(Given entries)

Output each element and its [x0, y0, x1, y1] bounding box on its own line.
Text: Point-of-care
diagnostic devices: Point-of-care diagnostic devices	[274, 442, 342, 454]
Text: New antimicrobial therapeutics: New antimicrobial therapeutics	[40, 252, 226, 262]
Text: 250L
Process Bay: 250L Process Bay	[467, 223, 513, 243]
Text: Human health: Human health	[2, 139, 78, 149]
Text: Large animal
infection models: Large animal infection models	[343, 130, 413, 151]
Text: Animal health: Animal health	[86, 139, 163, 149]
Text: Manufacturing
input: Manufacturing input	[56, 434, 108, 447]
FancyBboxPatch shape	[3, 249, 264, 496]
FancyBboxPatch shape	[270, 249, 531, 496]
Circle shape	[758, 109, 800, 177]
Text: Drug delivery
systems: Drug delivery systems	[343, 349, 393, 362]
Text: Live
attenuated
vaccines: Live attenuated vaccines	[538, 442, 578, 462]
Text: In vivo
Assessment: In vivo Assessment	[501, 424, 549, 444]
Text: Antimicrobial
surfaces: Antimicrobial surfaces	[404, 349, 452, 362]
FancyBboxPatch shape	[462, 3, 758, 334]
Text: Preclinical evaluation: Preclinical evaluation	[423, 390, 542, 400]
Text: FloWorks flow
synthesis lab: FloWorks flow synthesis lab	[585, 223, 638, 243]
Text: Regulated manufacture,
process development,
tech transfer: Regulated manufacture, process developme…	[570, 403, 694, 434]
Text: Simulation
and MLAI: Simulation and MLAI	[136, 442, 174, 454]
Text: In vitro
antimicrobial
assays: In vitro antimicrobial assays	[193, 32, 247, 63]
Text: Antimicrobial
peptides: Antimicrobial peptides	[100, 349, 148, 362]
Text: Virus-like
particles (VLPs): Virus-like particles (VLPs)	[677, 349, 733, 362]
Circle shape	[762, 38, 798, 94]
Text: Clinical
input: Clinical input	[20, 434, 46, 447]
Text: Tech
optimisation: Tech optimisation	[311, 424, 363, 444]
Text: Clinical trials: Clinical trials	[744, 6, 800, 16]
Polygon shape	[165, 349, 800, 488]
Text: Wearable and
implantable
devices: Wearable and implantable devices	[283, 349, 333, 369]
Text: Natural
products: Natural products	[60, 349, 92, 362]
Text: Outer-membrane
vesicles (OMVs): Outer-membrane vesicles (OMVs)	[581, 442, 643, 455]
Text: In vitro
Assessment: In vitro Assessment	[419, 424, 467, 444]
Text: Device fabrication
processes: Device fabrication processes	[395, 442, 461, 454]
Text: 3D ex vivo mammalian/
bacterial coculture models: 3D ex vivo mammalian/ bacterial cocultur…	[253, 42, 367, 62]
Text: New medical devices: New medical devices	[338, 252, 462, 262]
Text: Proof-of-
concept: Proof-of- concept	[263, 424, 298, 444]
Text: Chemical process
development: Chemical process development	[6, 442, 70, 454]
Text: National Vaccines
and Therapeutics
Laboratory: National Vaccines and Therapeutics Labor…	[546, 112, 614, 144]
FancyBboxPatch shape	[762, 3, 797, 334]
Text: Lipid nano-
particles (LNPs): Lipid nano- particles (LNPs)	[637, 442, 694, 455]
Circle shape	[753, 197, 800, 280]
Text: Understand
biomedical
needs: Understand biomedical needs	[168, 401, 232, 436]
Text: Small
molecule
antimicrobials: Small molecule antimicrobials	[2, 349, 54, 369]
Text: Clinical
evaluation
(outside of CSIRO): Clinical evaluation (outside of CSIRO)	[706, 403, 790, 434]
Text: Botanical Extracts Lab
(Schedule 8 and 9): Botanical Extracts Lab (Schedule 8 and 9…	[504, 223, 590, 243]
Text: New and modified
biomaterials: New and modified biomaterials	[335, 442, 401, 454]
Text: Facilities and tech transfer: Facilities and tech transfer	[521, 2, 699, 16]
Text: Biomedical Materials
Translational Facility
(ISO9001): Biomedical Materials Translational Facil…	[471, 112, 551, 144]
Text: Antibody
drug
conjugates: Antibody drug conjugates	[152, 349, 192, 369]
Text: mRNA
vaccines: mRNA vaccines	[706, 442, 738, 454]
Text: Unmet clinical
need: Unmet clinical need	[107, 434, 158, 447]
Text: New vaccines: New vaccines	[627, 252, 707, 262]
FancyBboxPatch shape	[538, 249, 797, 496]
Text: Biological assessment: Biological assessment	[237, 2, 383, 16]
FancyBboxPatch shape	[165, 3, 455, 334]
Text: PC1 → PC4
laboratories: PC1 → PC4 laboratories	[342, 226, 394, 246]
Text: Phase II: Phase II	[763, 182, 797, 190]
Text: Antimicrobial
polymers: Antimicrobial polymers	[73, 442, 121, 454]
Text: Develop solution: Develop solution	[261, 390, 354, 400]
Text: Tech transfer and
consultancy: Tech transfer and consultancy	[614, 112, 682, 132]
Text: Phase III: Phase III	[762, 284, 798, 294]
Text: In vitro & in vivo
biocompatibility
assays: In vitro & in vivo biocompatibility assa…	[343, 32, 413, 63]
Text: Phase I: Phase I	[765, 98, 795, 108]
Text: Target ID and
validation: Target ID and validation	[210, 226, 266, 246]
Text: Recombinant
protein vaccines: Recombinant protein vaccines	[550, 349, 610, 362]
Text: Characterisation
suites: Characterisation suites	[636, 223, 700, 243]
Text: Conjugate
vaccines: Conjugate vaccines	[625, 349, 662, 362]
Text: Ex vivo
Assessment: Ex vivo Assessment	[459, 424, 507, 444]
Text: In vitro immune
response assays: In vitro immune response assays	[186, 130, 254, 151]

(End Given entries)

Exercise instructions: The answer should consist of all the lines above, retyped exactly.

Exercise solution:
Output each element and its [x0, y0, x1, y1] bounding box on its own line.
Text: Point-of-care
diagnostic devices: Point-of-care diagnostic devices	[274, 442, 342, 454]
Text: New antimicrobial therapeutics: New antimicrobial therapeutics	[40, 252, 226, 262]
Text: 250L
Process Bay: 250L Process Bay	[467, 223, 513, 243]
Text: Human health: Human health	[2, 139, 78, 149]
Text: Large animal
infection models: Large animal infection models	[343, 130, 413, 151]
Text: Animal health: Animal health	[86, 139, 163, 149]
Text: Manufacturing
input: Manufacturing input	[56, 434, 108, 447]
FancyBboxPatch shape	[3, 249, 264, 496]
FancyBboxPatch shape	[270, 249, 531, 496]
Circle shape	[758, 109, 800, 177]
Text: Drug delivery
systems: Drug delivery systems	[343, 349, 393, 362]
Text: Live
attenuated
vaccines: Live attenuated vaccines	[538, 442, 578, 462]
Text: In vivo
Assessment: In vivo Assessment	[501, 424, 549, 444]
Text: Antimicrobial
surfaces: Antimicrobial surfaces	[404, 349, 452, 362]
FancyBboxPatch shape	[462, 3, 758, 334]
Text: Preclinical evaluation: Preclinical evaluation	[423, 390, 542, 400]
Text: FloWorks flow
synthesis lab: FloWorks flow synthesis lab	[585, 223, 638, 243]
Text: Regulated manufacture,
process development,
tech transfer: Regulated manufacture, process developme…	[570, 403, 694, 434]
Text: Simulation
and MLAI: Simulation and MLAI	[136, 442, 174, 454]
Text: In vitro
antimicrobial
assays: In vitro antimicrobial assays	[193, 32, 247, 63]
Text: Antimicrobial
peptides: Antimicrobial peptides	[100, 349, 148, 362]
Text: Virus-like
particles (VLPs): Virus-like particles (VLPs)	[677, 349, 733, 362]
Circle shape	[762, 38, 798, 94]
Text: Clinical
input: Clinical input	[20, 434, 46, 447]
Text: Tech
optimisation: Tech optimisation	[311, 424, 363, 444]
Text: Clinical trials: Clinical trials	[744, 6, 800, 16]
Polygon shape	[165, 349, 800, 488]
Text: Wearable and
implantable
devices: Wearable and implantable devices	[283, 349, 333, 369]
Text: Natural
products: Natural products	[60, 349, 92, 362]
Text: Outer-membrane
vesicles (OMVs): Outer-membrane vesicles (OMVs)	[581, 442, 643, 455]
Text: In vitro
Assessment: In vitro Assessment	[419, 424, 467, 444]
Text: Device fabrication
processes: Device fabrication processes	[395, 442, 461, 454]
Text: 3D ex vivo mammalian/
bacterial coculture models: 3D ex vivo mammalian/ bacterial cocultur…	[253, 42, 367, 62]
Text: New medical devices: New medical devices	[338, 252, 462, 262]
Text: Proof-of-
concept: Proof-of- concept	[263, 424, 298, 444]
Text: Chemical process
development: Chemical process development	[6, 442, 70, 454]
Text: National Vaccines
and Therapeutics
Laboratory: National Vaccines and Therapeutics Labor…	[546, 112, 614, 144]
FancyBboxPatch shape	[762, 3, 797, 334]
Text: Lipid nano-
particles (LNPs): Lipid nano- particles (LNPs)	[637, 442, 694, 455]
Circle shape	[753, 197, 800, 280]
Text: Understand
biomedical
needs: Understand biomedical needs	[168, 401, 232, 436]
Text: Small
molecule
antimicrobials: Small molecule antimicrobials	[2, 349, 54, 369]
Text: Clinical
evaluation
(outside of CSIRO): Clinical evaluation (outside of CSIRO)	[706, 403, 790, 434]
Text: Botanical Extracts Lab
(Schedule 8 and 9): Botanical Extracts Lab (Schedule 8 and 9…	[504, 223, 590, 243]
Text: New and modified
biomaterials: New and modified biomaterials	[335, 442, 401, 454]
Text: Facilities and tech transfer: Facilities and tech transfer	[521, 2, 699, 16]
Text: Biomedical Materials
Translational Facility
(ISO9001): Biomedical Materials Translational Facil…	[471, 112, 551, 144]
Text: Antibody
drug
conjugates: Antibody drug conjugates	[152, 349, 192, 369]
Text: mRNA
vaccines: mRNA vaccines	[706, 442, 738, 454]
Text: Unmet clinical
need: Unmet clinical need	[107, 434, 158, 447]
Text: New vaccines: New vaccines	[627, 252, 707, 262]
FancyBboxPatch shape	[538, 249, 797, 496]
Text: Biological assessment: Biological assessment	[237, 2, 383, 16]
FancyBboxPatch shape	[165, 3, 455, 334]
Text: PC1 → PC4
laboratories: PC1 → PC4 laboratories	[342, 226, 394, 246]
Text: Phase II: Phase II	[763, 182, 797, 190]
Text: Antimicrobial
polymers: Antimicrobial polymers	[73, 442, 121, 454]
Text: Develop solution: Develop solution	[261, 390, 354, 400]
Text: Tech transfer and
consultancy: Tech transfer and consultancy	[614, 112, 682, 132]
Text: Phase III: Phase III	[762, 284, 798, 294]
Text: In vitro & in vivo
biocompatibility
assays: In vitro & in vivo biocompatibility assa…	[343, 32, 413, 63]
Text: Phase I: Phase I	[765, 98, 795, 108]
Text: Target ID and
validation: Target ID and validation	[210, 226, 266, 246]
Text: Recombinant
protein vaccines: Recombinant protein vaccines	[550, 349, 610, 362]
Text: Characterisation
suites: Characterisation suites	[636, 223, 700, 243]
Text: Conjugate
vaccines: Conjugate vaccines	[625, 349, 662, 362]
Text: Ex vivo
Assessment: Ex vivo Assessment	[459, 424, 507, 444]
Text: In vitro immune
response assays: In vitro immune response assays	[186, 130, 254, 151]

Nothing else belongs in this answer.